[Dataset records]
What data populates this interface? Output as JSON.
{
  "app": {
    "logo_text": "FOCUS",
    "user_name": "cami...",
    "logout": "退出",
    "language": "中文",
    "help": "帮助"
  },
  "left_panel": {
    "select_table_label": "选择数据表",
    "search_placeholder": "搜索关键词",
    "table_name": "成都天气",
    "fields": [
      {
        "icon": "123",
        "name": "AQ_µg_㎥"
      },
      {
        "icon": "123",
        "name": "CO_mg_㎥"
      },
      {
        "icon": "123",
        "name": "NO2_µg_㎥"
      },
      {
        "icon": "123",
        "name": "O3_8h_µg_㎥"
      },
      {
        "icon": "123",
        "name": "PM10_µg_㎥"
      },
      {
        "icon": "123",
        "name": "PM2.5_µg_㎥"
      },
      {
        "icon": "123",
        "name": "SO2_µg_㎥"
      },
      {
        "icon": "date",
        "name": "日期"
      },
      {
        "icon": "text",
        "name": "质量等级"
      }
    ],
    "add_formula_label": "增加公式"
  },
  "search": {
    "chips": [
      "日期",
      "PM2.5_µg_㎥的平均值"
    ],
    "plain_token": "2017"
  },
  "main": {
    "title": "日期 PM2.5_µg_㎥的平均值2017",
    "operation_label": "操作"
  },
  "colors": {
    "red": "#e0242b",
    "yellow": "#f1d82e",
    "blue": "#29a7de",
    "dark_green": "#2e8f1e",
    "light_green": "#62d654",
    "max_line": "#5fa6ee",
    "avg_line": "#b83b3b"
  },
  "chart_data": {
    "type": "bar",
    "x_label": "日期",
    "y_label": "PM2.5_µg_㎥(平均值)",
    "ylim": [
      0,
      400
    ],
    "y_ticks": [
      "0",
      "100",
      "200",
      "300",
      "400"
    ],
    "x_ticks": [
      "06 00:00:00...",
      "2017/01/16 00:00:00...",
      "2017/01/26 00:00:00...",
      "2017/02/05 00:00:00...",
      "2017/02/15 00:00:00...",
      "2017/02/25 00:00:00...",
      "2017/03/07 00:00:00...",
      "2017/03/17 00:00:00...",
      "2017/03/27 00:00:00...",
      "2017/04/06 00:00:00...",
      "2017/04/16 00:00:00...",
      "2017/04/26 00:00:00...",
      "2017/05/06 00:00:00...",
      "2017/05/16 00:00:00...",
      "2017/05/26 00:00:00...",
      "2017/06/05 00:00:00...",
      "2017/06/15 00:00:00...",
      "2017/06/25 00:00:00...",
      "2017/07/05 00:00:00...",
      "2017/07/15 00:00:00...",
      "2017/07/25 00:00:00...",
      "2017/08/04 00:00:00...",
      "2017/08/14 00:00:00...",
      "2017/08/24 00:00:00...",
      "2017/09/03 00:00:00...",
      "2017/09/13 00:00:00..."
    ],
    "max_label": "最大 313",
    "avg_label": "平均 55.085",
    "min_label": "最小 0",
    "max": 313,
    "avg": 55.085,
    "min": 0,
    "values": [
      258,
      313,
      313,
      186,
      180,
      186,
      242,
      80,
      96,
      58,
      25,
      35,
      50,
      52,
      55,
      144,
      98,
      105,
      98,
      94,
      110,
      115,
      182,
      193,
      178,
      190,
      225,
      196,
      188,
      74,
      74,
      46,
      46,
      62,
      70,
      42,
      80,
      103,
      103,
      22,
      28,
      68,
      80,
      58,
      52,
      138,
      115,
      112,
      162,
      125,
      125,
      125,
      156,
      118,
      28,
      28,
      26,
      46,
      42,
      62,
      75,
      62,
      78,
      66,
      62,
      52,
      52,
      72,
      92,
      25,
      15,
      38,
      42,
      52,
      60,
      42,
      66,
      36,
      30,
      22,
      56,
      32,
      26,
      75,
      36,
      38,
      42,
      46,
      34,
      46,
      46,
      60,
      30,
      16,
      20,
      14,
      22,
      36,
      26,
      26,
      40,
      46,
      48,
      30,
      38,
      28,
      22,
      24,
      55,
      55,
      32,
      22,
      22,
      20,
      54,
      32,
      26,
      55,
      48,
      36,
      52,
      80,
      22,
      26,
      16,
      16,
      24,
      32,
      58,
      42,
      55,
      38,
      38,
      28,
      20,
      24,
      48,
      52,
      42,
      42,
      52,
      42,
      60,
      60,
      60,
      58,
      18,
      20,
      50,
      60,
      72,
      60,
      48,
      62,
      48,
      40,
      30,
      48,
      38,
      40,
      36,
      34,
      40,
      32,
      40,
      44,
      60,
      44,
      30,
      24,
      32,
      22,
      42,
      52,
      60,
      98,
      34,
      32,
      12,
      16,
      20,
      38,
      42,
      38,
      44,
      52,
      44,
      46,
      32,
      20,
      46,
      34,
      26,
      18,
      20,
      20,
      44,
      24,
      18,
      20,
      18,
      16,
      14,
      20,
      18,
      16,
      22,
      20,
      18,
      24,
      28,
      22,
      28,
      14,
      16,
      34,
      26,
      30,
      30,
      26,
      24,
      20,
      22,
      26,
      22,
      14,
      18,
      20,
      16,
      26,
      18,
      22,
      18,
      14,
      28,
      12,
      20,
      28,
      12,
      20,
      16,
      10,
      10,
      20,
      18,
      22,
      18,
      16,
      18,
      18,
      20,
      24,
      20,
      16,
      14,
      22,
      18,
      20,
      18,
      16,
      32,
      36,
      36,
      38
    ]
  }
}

- [THE PROBLEM]:
Repeat the data verbatim.

- [WRITTEN SOLUTION]:
What data populates this interface? Output as JSON.
{
  "app": {
    "logo_text": "FOCUS",
    "user_name": "cami...",
    "logout": "退出",
    "language": "中文",
    "help": "帮助"
  },
  "left_panel": {
    "select_table_label": "选择数据表",
    "search_placeholder": "搜索关键词",
    "table_name": "成都天气",
    "fields": [
      {
        "icon": "123",
        "name": "AQ_µg_㎥"
      },
      {
        "icon": "123",
        "name": "CO_mg_㎥"
      },
      {
        "icon": "123",
        "name": "NO2_µg_㎥"
      },
      {
        "icon": "123",
        "name": "O3_8h_µg_㎥"
      },
      {
        "icon": "123",
        "name": "PM10_µg_㎥"
      },
      {
        "icon": "123",
        "name": "PM2.5_µg_㎥"
      },
      {
        "icon": "123",
        "name": "SO2_µg_㎥"
      },
      {
        "icon": "date",
        "name": "日期"
      },
      {
        "icon": "text",
        "name": "质量等级"
      }
    ],
    "add_formula_label": "增加公式"
  },
  "search": {
    "chips": [
      "日期",
      "PM2.5_µg_㎥的平均值"
    ],
    "plain_token": "2017"
  },
  "main": {
    "title": "日期 PM2.5_µg_㎥的平均值2017",
    "operation_label": "操作"
  },
  "colors": {
    "red": "#e0242b",
    "yellow": "#f1d82e",
    "blue": "#29a7de",
    "dark_green": "#2e8f1e",
    "light_green": "#62d654",
    "max_line": "#5fa6ee",
    "avg_line": "#b83b3b"
  },
  "chart_data": {
    "type": "bar",
    "x_label": "日期",
    "y_label": "PM2.5_µg_㎥(平均值)",
    "ylim": [
      0,
      400
    ],
    "y_ticks": [
      "0",
      "100",
      "200",
      "300",
      "400"
    ],
    "x_ticks": [
      "06 00:00:00...",
      "2017/01/16 00:00:00...",
      "2017/01/26 00:00:00...",
      "2017/02/05 00:00:00...",
      "2017/02/15 00:00:00...",
      "2017/02/25 00:00:00...",
      "2017/03/07 00:00:00...",
      "2017/03/17 00:00:00...",
      "2017/03/27 00:00:00...",
      "2017/04/06 00:00:00...",
      "2017/04/16 00:00:00...",
      "2017/04/26 00:00:00...",
      "2017/05/06 00:00:00...",
      "2017/05/16 00:00:00...",
      "2017/05/26 00:00:00...",
      "2017/06/05 00:00:00...",
      "2017/06/15 00:00:00...",
      "2017/06/25 00:00:00...",
      "2017/07/05 00:00:00...",
      "2017/07/15 00:00:00...",
      "2017/07/25 00:00:00...",
      "2017/08/04 00:00:00...",
      "2017/08/14 00:00:00...",
      "2017/08/24 00:00:00...",
      "2017/09/03 00:00:00...",
      "2017/09/13 00:00:00..."
    ],
    "max_label": "最大 313",
    "avg_label": "平均 55.085",
    "min_label": "最小 0",
    "max": 313,
    "avg": 55.085,
    "min": 0,
    "values": [
      258,
      313,
      313,
      186,
      180,
      186,
      242,
      80,
      96,
      58,
      25,
      35,
      50,
      52,
      55,
      144,
      98,
      105,
      98,
      94,
      110,
      115,
      182,
      193,
      178,
      190,
      225,
      196,
      188,
      74,
      74,
      46,
      46,
      62,
      70,
      42,
      80,
      103,
      103,
      22,
      28,
      68,
      80,
      58,
      52,
      138,
      115,
      112,
      162,
      125,
      125,
      125,
      156,
      118,
      28,
      28,
      26,
      46,
      42,
      62,
      75,
      62,
      78,
      66,
      62,
      52,
      52,
      72,
      92,
      25,
      15,
      38,
      42,
      52,
      60,
      42,
      66,
      36,
      30,
      22,
      56,
      32,
      26,
      75,
      36,
      38,
      42,
      46,
      34,
      46,
      46,
      60,
      30,
      16,
      20,
      14,
      22,
      36,
      26,
      26,
      40,
      46,
      48,
      30,
      38,
      28,
      22,
      24,
      55,
      55,
      32,
      22,
      22,
      20,
      54,
      32,
      26,
      55,
      48,
      36,
      52,
      80,
      22,
      26,
      16,
      16,
      24,
      32,
      58,
      42,
      55,
      38,
      38,
      28,
      20,
      24,
      48,
      52,
      42,
      42,
      52,
      42,
      60,
      60,
      60,
      58,
      18,
      20,
      50,
      60,
      72,
      60,
      48,
      62,
      48,
      40,
      30,
      48,
      38,
      40,
      36,
      34,
      40,
      32,
      40,
      44,
      60,
      44,
      30,
      24,
      32,
      22,
      42,
      52,
      60,
      98,
      34,
      32,
      12,
      16,
      20,
      38,
      42,
      38,
      44,
      52,
      44,
      46,
      32,
      20,
      46,
      34,
      26,
      18,
      20,
      20,
      44,
      24,
      18,
      20,
      18,
      16,
      14,
      20,
      18,
      16,
      22,
      20,
      18,
      24,
      28,
      22,
      28,
      14,
      16,
      34,
      26,
      30,
      30,
      26,
      24,
      20,
      22,
      26,
      22,
      14,
      18,
      20,
      16,
      26,
      18,
      22,
      18,
      14,
      28,
      12,
      20,
      28,
      12,
      20,
      16,
      10,
      10,
      20,
      18,
      22,
      18,
      16,
      18,
      18,
      20,
      24,
      20,
      16,
      14,
      22,
      18,
      20,
      18,
      16,
      32,
      36,
      36,
      38
    ]
  }
}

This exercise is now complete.